- _WHAT YOU WILL DO_:
**1)** From the patch, copy the part that opens with the words containing "From 5e0b8397f482d7f0b2ace73aa1cc1d39a94dcb80 Mon" and closes with "insertions(+), 1 deletion(-)", word for word.
**2)** Answer these questions about the patch:
(a) What is the email address of the patch's author?
(b) According to the summary, how many insertions and deletions does the patch make in total?
(c) In comparisons.cc, which function contains the hunk that adds the kTfLiteInt16 case?
**3)** List every file path that the patch's summary reports as changed.

- _EXTRACT PROVIDED_:
╔══
From 5e0b8397f482d7f0b2ace73aa1cc1d39a94dcb80 Mon Sep 17 00:00:00 2001
From: Ramesh Kunasi <rameshkunasi@google.com>
Date: Tue, 24 Dec 2024 11:00:26 +0000
Subject: [PATCH 1/2] Add 16bit support for unpack, transpose and comparisons
 operators

---
 tensorflow/lite/micro/kernels/comparisons.cc | 13 +++++++++++++
 tensorflow/lite/micro/kernels/transpose.cc   |  8 +++++++-
 tensorflow/lite/micro/kernels/unpack.cc      |  3 +++
 3 files changed, 23 insertions(+), 1 deletion(-)

diff --git a/tensorflow/lite/micro/kernels/comparisons.cc b/tensorflow/lite/micro/kernels/comparisons.cc
index 69b3c61c32d..e5ef8ead3c4 100644
--- a/tensorflow/lite/micro/kernels/comparisons.cc
+++ b/tensorflow/lite/micro/kernels/comparisons.cc
@@ -286,6 +286,19 @@ TfLiteStatus GreaterEval(TfLiteContext* context, TfLiteNode* node) {
                 tflite::micro::GetTensorData<int8_t>(input2), output_shape,
                 output_data);
       break;
+    case kTfLiteInt16:
+      requires_broadcast
+          ? reference_ops::Broadcast4DSlowGreaterWithScaling(
+                data->params, input1_shape,
+                tflite::micro::GetTensorData<int16_t>(input1), input2_shape,
+                tflite::micro::GetTensorData<int16_t>(input2), output_shape,
+                output_data)
╚══
- _SUPPLIED RECORDS_:
╔══
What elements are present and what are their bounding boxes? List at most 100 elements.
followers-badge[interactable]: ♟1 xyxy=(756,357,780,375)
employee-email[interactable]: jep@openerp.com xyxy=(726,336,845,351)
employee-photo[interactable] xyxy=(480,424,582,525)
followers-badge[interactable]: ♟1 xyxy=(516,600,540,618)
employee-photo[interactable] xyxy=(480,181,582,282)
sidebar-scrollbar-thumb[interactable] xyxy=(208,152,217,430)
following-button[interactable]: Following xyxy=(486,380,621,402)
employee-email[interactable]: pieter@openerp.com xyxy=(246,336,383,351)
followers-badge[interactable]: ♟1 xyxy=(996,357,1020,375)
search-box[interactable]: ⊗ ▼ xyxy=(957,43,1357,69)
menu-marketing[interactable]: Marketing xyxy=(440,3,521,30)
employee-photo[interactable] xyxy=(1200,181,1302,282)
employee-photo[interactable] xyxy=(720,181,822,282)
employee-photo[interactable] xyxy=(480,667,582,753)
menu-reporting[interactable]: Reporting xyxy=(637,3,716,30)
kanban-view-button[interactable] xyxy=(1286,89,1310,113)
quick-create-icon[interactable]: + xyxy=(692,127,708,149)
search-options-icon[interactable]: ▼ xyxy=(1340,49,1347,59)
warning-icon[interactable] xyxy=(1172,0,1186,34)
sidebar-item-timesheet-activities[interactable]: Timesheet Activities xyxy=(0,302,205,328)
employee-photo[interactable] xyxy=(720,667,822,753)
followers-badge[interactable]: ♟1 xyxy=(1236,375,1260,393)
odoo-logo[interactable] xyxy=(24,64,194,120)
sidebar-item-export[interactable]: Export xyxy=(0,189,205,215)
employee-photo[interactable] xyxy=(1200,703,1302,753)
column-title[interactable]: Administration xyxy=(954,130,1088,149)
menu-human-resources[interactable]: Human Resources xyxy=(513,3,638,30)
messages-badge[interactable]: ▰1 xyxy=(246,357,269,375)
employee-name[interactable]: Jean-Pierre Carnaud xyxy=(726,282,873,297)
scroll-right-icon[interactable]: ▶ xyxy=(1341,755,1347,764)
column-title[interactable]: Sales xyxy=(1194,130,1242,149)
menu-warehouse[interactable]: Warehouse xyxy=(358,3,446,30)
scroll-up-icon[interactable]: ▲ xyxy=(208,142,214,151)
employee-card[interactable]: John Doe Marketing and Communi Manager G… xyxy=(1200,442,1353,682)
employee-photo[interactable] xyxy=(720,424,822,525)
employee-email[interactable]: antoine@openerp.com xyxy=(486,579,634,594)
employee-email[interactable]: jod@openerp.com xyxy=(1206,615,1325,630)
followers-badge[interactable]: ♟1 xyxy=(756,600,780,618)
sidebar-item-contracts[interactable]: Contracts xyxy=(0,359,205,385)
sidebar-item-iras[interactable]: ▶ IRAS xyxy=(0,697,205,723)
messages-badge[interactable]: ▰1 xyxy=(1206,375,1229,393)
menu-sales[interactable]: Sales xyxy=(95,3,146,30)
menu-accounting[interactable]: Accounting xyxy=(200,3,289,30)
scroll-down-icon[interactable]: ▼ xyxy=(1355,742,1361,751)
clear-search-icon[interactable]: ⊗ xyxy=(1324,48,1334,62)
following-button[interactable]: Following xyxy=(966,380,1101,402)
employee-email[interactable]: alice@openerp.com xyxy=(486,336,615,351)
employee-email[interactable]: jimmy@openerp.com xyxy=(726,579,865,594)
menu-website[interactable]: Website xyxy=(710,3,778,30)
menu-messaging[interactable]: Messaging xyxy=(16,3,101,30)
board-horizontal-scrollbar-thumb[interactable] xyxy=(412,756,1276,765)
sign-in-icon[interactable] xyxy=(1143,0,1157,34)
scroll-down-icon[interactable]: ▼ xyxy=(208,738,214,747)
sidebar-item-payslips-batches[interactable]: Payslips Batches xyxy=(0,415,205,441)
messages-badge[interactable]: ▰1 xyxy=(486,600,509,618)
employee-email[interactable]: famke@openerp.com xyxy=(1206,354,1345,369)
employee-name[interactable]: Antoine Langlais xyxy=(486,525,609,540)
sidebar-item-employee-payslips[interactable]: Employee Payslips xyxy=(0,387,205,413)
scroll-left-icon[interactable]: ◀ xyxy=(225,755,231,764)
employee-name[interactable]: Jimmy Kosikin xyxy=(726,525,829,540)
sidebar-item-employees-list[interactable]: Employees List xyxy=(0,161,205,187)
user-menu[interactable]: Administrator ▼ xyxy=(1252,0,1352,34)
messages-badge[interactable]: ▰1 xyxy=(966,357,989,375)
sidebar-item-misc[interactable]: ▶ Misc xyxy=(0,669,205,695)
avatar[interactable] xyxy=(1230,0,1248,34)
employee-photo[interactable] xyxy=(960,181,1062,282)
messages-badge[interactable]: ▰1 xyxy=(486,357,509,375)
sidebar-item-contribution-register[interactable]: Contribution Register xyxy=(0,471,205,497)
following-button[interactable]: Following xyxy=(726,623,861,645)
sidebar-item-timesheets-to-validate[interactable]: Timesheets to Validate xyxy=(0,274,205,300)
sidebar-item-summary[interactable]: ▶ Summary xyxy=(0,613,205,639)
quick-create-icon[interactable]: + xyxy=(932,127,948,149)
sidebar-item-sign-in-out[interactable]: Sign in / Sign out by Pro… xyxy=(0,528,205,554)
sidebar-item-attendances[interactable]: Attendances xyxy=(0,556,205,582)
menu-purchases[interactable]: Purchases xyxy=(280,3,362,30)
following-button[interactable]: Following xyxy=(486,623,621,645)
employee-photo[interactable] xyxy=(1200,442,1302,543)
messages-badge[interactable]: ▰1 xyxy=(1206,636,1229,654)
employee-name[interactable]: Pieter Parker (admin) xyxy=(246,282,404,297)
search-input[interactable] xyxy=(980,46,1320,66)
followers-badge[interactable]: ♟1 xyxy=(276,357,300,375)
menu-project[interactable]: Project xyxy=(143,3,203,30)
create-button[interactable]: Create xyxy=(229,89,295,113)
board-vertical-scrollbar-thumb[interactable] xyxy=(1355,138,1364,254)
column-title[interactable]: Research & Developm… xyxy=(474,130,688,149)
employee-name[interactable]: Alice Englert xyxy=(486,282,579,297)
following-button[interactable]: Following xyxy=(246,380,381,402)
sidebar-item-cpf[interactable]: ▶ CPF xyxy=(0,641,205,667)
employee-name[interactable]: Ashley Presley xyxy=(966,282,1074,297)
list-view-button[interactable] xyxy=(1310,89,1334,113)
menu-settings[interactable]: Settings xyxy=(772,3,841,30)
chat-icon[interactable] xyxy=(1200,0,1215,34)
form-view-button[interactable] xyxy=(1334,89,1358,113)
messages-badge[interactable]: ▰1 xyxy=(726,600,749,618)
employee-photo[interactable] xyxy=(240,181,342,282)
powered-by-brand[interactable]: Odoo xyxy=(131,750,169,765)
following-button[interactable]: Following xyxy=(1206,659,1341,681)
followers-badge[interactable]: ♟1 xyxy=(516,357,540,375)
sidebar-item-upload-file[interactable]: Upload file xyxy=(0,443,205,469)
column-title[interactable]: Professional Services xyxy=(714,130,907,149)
╚══
- _SOLVED PROBLEMS_:
**1)**
From 5e0b8397f482d7f0b2ace73aa1cc1d39a94dcb80 Mon Sep 17 00:00:00 2001
From: Ramesh Kunasi <rameshkunasi@google.com>
Date: Tue, 24 Dec 2024 11:00:26 +0000
Subject: [PATCH 1/2] Add 16bit support for unpack, transpose and comparisons
 operators

---
 tensorflow/lite/micro/kernels/comparisons.cc | 13 +++++++++++++
 tensorflow/lite/micro/kernels/transpose.cc   |  8 +++++++-
 tensorflow/lite/micro/kernels/unpack.cc      |  3 +++
 3 files changed, 23 insertions(+), 1 deletion(-)

**2)**
(a) rameshkunasi@google.com
(b) 23 insertions and 1 deletion
(c) GreaterEval

**3)**
tensorflow/lite/micro/kernels/comparisons.cc
tensorflow/lite/micro/kernels/transpose.cc
tensorflow/lite/micro/kernels/unpack.cc